=== DATA FOR THIS TASK ===
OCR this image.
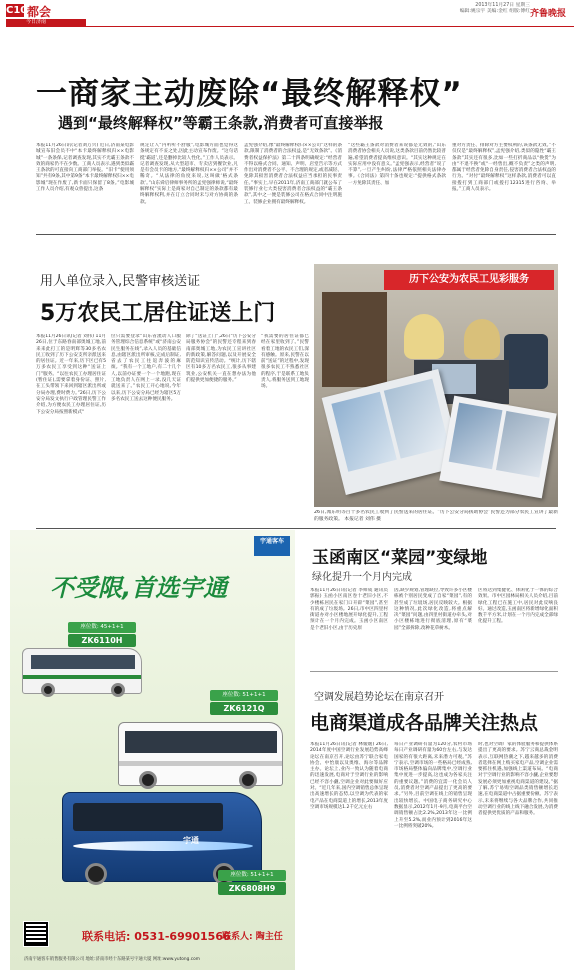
C10 都会
今日济南
2013年11月27日 星期三
编辑:姚宗宇 美编:金红 组版:傅红 齐鲁晚报
一商家主动废除“最终解释权”
遇到“最终解释权”等霸王条款,消费者可直接举报
本报11月26日讯(记者刘万兴) 近日,济南某电影城宣布旧会员不中“本卡最终解释权归××电影城”一条条保,记者调查发现,其实不光霸王条款不效的商家仍不在少数。工商人员表示,遇到类似霸王条款的可直接向工商部门举报。“旧卡“使用须知”共有9条,其中第9条“本卡最终解释权归××电影城”现在作废了,新卡面只保留了8条。”电影城工作人员介绍,有观众曾提出,这条
规定让人“内听听不舒服”,电影城方面也觉得这条规定有不妥之处,因此主动宣布作废。“这句话挺‘霸道’,还是删掉比较人性化。”工作人员表示。记者调查发现,从大型超市、专卖店到餐饮业,凡是有会员卡的地方,“最终解释权归××公司”并不稀奇。“从法律的角度来说,这叫做‘格式条款’。”山东舜启律师事务所的孟宪强律师说,“最终解释权”实际上是商家对自己制定的条款都有最终解释权利,并在订立合同时未与对方协商的条款。
孟宪强介绍,像“最终解释权归××公司”这样的条款,限制了消费者的合法权益,是“无效条款”。《消费者权益保护法》第二十四条明确规定:“经营者不得以格式合同、通知、声明、店堂告示等方式作出对消费者不公平、不合理的规定,或者减轻、免除其损害消费者合法权益应当承担的民事责任。”事实上,早在2011年,济南工商部门就公布了装修行业七大类侵害消费者合法权益的“霸王条款”,其中之一便是装修公司在格式合同中注明施工、装修企业拥有最终解释权。
“这些霸王条款对消费者来说都是无效的,”山东消费者协会相关人员说,这类条款目前仍然比较普遍,希望消费者提高维权意识。“其实这种规定在实际应用中没有意义。”孟宪强表示,经营者“说了不算”,一旦产生纠纷,法律严格依照相关法律办事。《合同法》第四十条也规定:“提供格式条款一方免除其责任、加
重对方责任、排除对方主要权利的,该条款无效。”不仅仅是“最终解释权”,孟宪强介绍,类似的隐性“霸王条款”其实还有很多,比如一些打折商品以“换货”为由“不退不换”或“一经售出,概不负责”之类的声明,都属于经营者免除自身责任,侵害消费者合法权益的行为。“对付“最终解释权”这样条款,消费者可以直接拨打到工商部门或拨打12315进行咨询、举报。”工商人员表示。
用人单位录入,民警审核送证
5万农民工居住证送上门
本报11月26日讯(记者 刘伟) 11月26日,位于东路春南部奥城工地,前来来此打工的是明辉等30多名农民工收到了历下公安支所亲派送来的居住证。近一年来,历下区已有5万多农民工享受到这种“送证上门”服务。“以往农民工办理居住证(暂住证),需要拿着身份证、照片,在工头带领下来回到辖区派出所或分局办理,费时费力。”26日,历下公安分局发文执行户政管理民警工作介绍,为方便农民工办理居住证,历下公安分局按照新模式“
位只需要登录“山东省流动人口服务管理综合信息系统”或“济南公安民生服务在线”,录入人员的基础信息,由辖区派出所审核,完成后制证,省去了农民工往返奔波的麻烦。“我有一个工地户,有二十几个人,以前办证要一个一个地跑,现在工地负责人在网上一录,没几天证就送来了。”农民工开心地说,今年以来,历下公安分局已经为辖区5万多名农民工送去这种便民服务。
除了“送证上门”,26日“历下公安分局服务协会”的民警还专程来到春南部奥城工地,为农民工宣讲社区的新政策,解答问题,以及开展安全防范知识宣传活动。“统计,历下辖区有10多万名农民工,很多从事建筑业,公安机关一直在想办法为他们提供更加便捷的服务。”
“我需要的居住证都已经在家里收到了。”民警看着工地的农民工们,深有感触。原来,民警在以前“送证”的过程中,发现很多农民工不熟悉社区的程序,于是联系工地负责人,将服务送到工地现场。
历下公安为农民工见彩服务
26日,闻东明等百十多名农民工收到了民警送来的居住证。“历下公安分局援助协会”民警还为部分农民工宣讲了最新的服务政策。 本报记者 刘伟 摄
宇通客车
不受限,首选宇通
座位数: 45+1+1
ZK6110H
座位数: 51+1+1
ZK6121Q
宇通
座位数: 51+1+1
ZK6808H9
联系电话: 0531-69901566
联系人: 陶主任
济南宇通客车销售服务有限公司 地址:济南市经十东路某号宇通大厦 网址:www.yutong.com
玉函南区“菜园”变绿地
绿化提升一个月内完成
本报11月26日讯(记者 李师成 通讯员 郭振) 玉函小区南区卷十老旧小区,不少楼栋居民在家门口开辟“菜园”,甚至有的成了垃圾场。26日,市中区四里村街道办对小区楼地展开绿化提升,工程预计在一个月内完成。玉函小区南区是个老旧小区,由于历史原
因,缺少规划,管理缺位,导致许多小区楼栋被个别居民变成了自家“菜园”,有的甚至成了垃圾场,居民反映较大。根据这种情况,此次绿化改造,将重点解决“菜园”问题,由四里村街道办牵头,对小区楼栋地进行彻底清理,原有“菜园”全部拆除,改种花草树木。
区将达到集健化、休闲化于一体的综合效果。市中区园林局相关人员介绍,目前绿化工程已在施工中,居民对此反响良好。通过改造,玉函南区将新增绿化面积数千平方米,计划在一个月内完成全部绿化提升工程。
空调发展趋势论坛在南京召开
电商渠道成各品牌关注热点
本报11月26日讯(记者 林媛媛) 26日,2014年度中国空调行业发展趋势高峰论坛在南京召开,论坛由苏宁联合家电协会、中怡康以及奥维、海尔等品牌主办。论坛上,业内一致认为随着电商的迅速发展,电商对于空调行业的影响已经不容小觑,空调企业对此要做好应对。“近几年来,国内空调销售总体呈现出高速增长的态势,以空调为代表的家电产品在电商渠道上的增长,2013年度空调市场规模达1.2千亿元左右
每日产业调研有量为120分,农村市场每日产业调研有量为60台左右,与发达国家的有很大距离,未来潜力可观。”苏宁表示,空调市场的一些格局已经成熟,市场格局整体偏向品牌集中,空调行业集中度进一步提高,这也成为各家关注的重要议题。”消费的宜需一化会员人员,消费者对空调产品提出了更高的要求。”另外,目前空调在线上的销售呈现出较快增长。中国电子商务研究中心数据显示,2012年1月-9月,电商平台空调销售额占比2.2%,2013年这一比例上升至5.2%,而业内预计到2016年这一比例将突破20%。
时,也对空调厂家的体验服务和提供体系提出了更高的要求。苏宁云商总裁金明表示,互联网热潮之下,越来越多的消费者选择在网上购买家电产品,空调企业需要抓住机遇,加强线上渠道布局。“电商对于空调行业的影响不容小觑,企业要想发展必须更加重视电商渠道的建设。”据了解,苏宁易购空调品类销售额增长迅速,在电商渠道中占据重要份额。苏宁表示,未来将继续与各大品牌合作,共同推动空调行业的线上线下融合发展,为消费者提供更优质的产品和服务。
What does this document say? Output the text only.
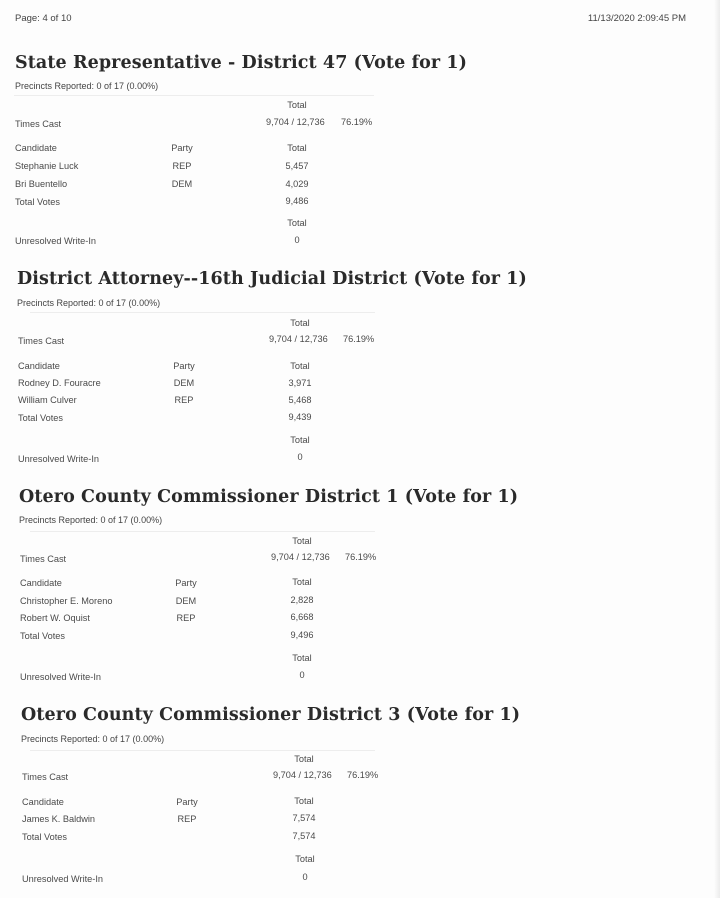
Page: 4 of 10	11/13/2020 2:09:45 PM
State Representative - District 47 (Vote for 1)
Precincts Reported: 0 of 17 (0.00%)
Total
Times Cast	9,704 / 12,736 76.19%
Candidate	Party	Total
Stephanie Luck	REP	5,457
Bri Buentello	DEM	4,029
Total Votes	9,486
Total
Unresolved Write-In	0
District Attorney--16th Judicial District (Vote for 1)
Precincts Reported: 0 of 17 (0.00%)
Total
Times Cast	9,704 / 12,736 76.19%
Candidate	Party	Total
Rodney D. Fouracre	DEM	3,971
William Culver	REP	5,468
Total Votes	9,439
Total
Unresolved Write-In	0
Otero County Commissioner District 1 (Vote for 1)
Precincts Reported: 0 of 17 (0.00%)
Total
Times Cast	9,704 / 12,736 76.19%
Candidate	Party	Total
Christopher E. Moreno	DEM	2,828
Robert W. Oquist	REP	6,668
Total Votes	9,496
Total
Unresolved Write-In	0
Otero County Commissioner District 3 (Vote for 1)
Precincts Reported: 0 of 17 (0.00%)
Total
Times Cast	9,704 / 12,736 76.19%
Candidate	Party	Total
James K. Baldwin	REP	7,574
Total Votes	7,574
Total
Unresolved Write-In	0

=== WORK TO COMPLETE ===
Tally the lines of the preceding listing in which the word "记者调查发现" appears; state nothing but the total.

=== SOLVED EXERCISE ===
2